GIVEN INSTRUCTION –
Lay out the entries from the line holding "star-icon[interactable]: ☆ [1156,42,1164,53]" through the line holding "user-avatar-icon [589,591,626,627]", both ends included, as a Markdown table with the columns No. and Line. Skip blank lines, and give only these lines.

┌──

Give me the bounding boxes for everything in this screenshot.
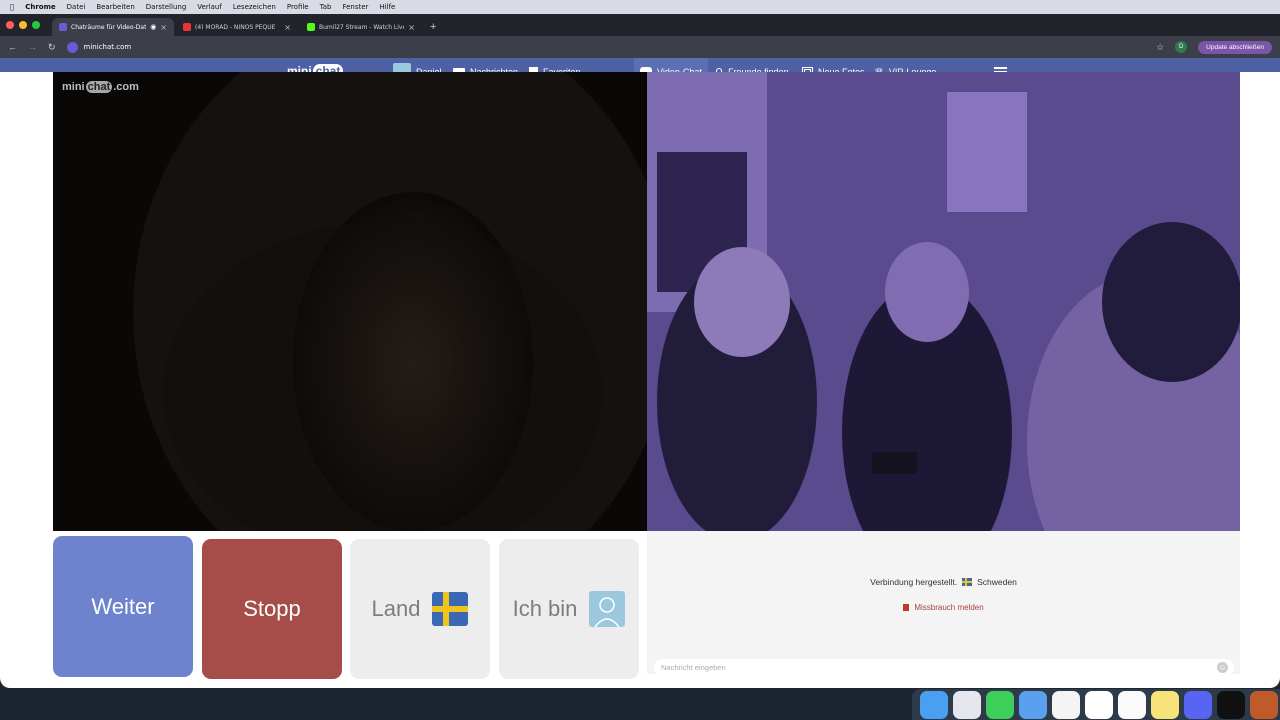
star-icon[interactable]: ☆ [1156,42,1164,53]
message-input[interactable]: Nachricht eingeben ☺ [654,659,1234,676]
url-field[interactable]: minichat.com [66,41,1146,53]
menu-item[interactable]: Profile [287,3,309,11]
next-button[interactable]: Weiter [53,536,193,677]
user-avatar-icon [589,591,626,627]
tab-bar: Chaträume für Video-Datin ◉ × (4) MORAD … [0,14,1280,36]
apple-icon[interactable]:  [10,3,14,11]
mail-app-icon[interactable] [1019,690,1047,719]
sweden-flag-icon [962,578,973,586]
message-placeholder: Nachricht eingeben [661,663,726,672]
forward-icon[interactable]: → [28,42,37,52]
watermark-text: mini [62,81,85,93]
sweden-flag-icon [432,592,469,626]
menu-app[interactable]: Chrome [25,3,55,11]
menu-item[interactable]: Bearbeiten [96,3,134,11]
gender-button[interactable]: Ich bin [499,539,639,679]
flag-icon [903,604,910,611]
menu-item[interactable]: Hilfe [379,3,395,11]
url-text: minichat.com [83,43,132,51]
chat-info-panel: Verbindung hergestellt. Schweden Missbra… [647,531,1240,676]
self-video-image [647,72,1240,531]
minimize-window-icon[interactable] [19,21,27,29]
maximize-window-icon[interactable] [32,21,40,29]
stop-button-label: Stopp [243,596,301,621]
menu-item[interactable]: Datei [67,3,86,11]
close-window-icon[interactable] [6,21,14,29]
menu-item[interactable]: Verlauf [197,3,222,11]
messages-icon[interactable] [986,690,1014,719]
browser-tab[interactable]: Bumil27 Stream - Watch Live × [300,18,422,36]
notes-icon[interactable] [1151,690,1179,719]
firefox-icon[interactable] [1250,690,1278,719]
discord-icon[interactable] [1184,690,1212,719]
close-tab-icon[interactable]: × [160,23,167,32]
finder-icon[interactable] [920,690,948,719]
close-tab-icon[interactable]: × [284,23,291,32]
partner-video: mini chat .com [53,72,647,531]
connection-status: Verbindung hergestellt. Schweden [647,577,1240,587]
new-tab-icon[interactable]: + [430,21,436,33]
close-tab-icon[interactable]: × [408,23,415,32]
site-icon [66,41,78,53]
watermark-suffix: .com [113,81,139,93]
menu-item[interactable]: Fenster [342,3,368,11]
window-controls [6,14,40,36]
speaker-icon[interactable]: ◉ [150,23,156,31]
stop-button[interactable]: Stopp [202,539,342,679]
report-label: Missbrauch melden [914,603,984,612]
update-button[interactable]: Update abschließen [1198,40,1272,54]
photos-icon[interactable] [1052,690,1080,719]
mac-menubar:  Chrome Datei Bearbeiten Darstellung Ve… [0,0,1280,14]
next-button-label: Weiter [91,593,155,619]
country-button[interactable]: Land [350,539,490,679]
smiley-icon[interactable]: ☺ [1217,662,1228,673]
country-name: Schweden [977,577,1017,587]
address-bar: ← → ↻ minichat.com ☆ D Update abschließe… [0,36,1280,58]
reminders-icon[interactable] [1118,690,1146,719]
watermark-logo: mini chat .com [62,81,139,93]
tab-favicon-icon [183,23,191,31]
tab-favicon-icon [307,23,315,31]
self-video [647,72,1240,531]
chat-content: mini chat .com Weiter Stopp Land Ich bin [0,72,1280,679]
mac-dock [912,689,1280,720]
watermark-bubble: chat [85,81,113,93]
tab-title: Chaträume für Video-Datin [71,23,147,31]
launchpad-icon[interactable] [953,690,981,719]
tab-favicon-icon [59,23,67,31]
back-icon[interactable]: ← [8,42,17,52]
country-button-label: Land [371,596,421,621]
reload-icon[interactable]: ↻ [48,42,56,53]
status-text: Verbindung hergestellt. [870,577,958,587]
profile-avatar[interactable]: D [1175,41,1188,53]
gender-button-label: Ich bin [512,596,578,621]
partner-video-image [53,72,647,531]
menu-item[interactable]: Tab [320,3,332,11]
tab-title: Bumil27 Stream - Watch Live [319,23,405,31]
browser-tab[interactable]: Chaträume für Video-Datin ◉ × [52,18,174,36]
menu-item[interactable]: Lesezeichen [233,3,276,11]
appletv-icon[interactable] [1217,690,1245,719]
tab-title: (4) MORAD - NIÑOS PEQUE [195,23,276,31]
report-abuse-link[interactable]: Missbrauch melden [647,603,1240,612]
browser-tab[interactable]: (4) MORAD - NIÑOS PEQUE × [176,18,298,36]
menu-item[interactable]: Darstellung [146,3,186,11]
calendar-icon[interactable] [1085,690,1113,719]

└──

ANSWER –
| No. | Line |
|---|---|
| 1 | star-icon[interactable]: ☆ [1156,42,1164,53] |
| 2 | message-input[interactable]: Nachricht eingeben ☺ [654,659,1234,676] |
| 3 | url-field[interactable]: minichat.com [66,41,1146,53] |
| 4 | menu-item[interactable]: Profile [287,3,309,11] |
| 5 | next-button[interactable]: Weiter [53,536,193,677] |
| 6 | user-avatar-icon [589,591,626,627] |